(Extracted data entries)
┌──

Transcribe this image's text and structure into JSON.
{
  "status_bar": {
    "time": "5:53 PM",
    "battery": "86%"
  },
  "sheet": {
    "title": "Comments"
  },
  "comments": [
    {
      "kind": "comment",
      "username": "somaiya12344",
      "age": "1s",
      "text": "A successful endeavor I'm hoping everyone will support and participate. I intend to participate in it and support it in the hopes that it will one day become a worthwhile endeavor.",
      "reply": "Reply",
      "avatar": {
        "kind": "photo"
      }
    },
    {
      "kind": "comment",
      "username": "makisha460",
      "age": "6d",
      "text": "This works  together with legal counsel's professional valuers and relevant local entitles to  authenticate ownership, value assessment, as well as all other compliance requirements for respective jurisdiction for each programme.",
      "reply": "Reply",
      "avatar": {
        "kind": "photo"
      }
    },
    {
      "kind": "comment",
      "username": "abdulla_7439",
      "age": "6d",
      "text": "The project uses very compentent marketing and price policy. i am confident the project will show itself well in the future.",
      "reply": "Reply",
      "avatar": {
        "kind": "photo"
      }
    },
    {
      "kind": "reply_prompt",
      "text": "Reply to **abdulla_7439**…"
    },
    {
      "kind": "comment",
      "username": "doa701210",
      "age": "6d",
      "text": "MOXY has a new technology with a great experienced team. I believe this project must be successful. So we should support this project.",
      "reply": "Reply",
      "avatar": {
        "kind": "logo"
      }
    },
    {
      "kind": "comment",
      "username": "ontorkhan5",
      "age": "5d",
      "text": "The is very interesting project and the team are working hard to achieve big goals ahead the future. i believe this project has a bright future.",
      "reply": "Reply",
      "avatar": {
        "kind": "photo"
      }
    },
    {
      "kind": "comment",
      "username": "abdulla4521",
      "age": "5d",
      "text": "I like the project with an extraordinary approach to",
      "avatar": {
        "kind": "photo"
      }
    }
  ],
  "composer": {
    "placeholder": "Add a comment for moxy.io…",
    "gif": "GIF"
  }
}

└──

AIM: Your task is to pick out every line with the string "future" and copy it.

EXERCISE RESULT:
      "text": "The project uses very compentent marketing and price policy. i am confident the project will show itself well in the future.",
      "text": "The is very interesting project and the team are working hard to achieve big goals ahead the future. i believe this project has a bright future.",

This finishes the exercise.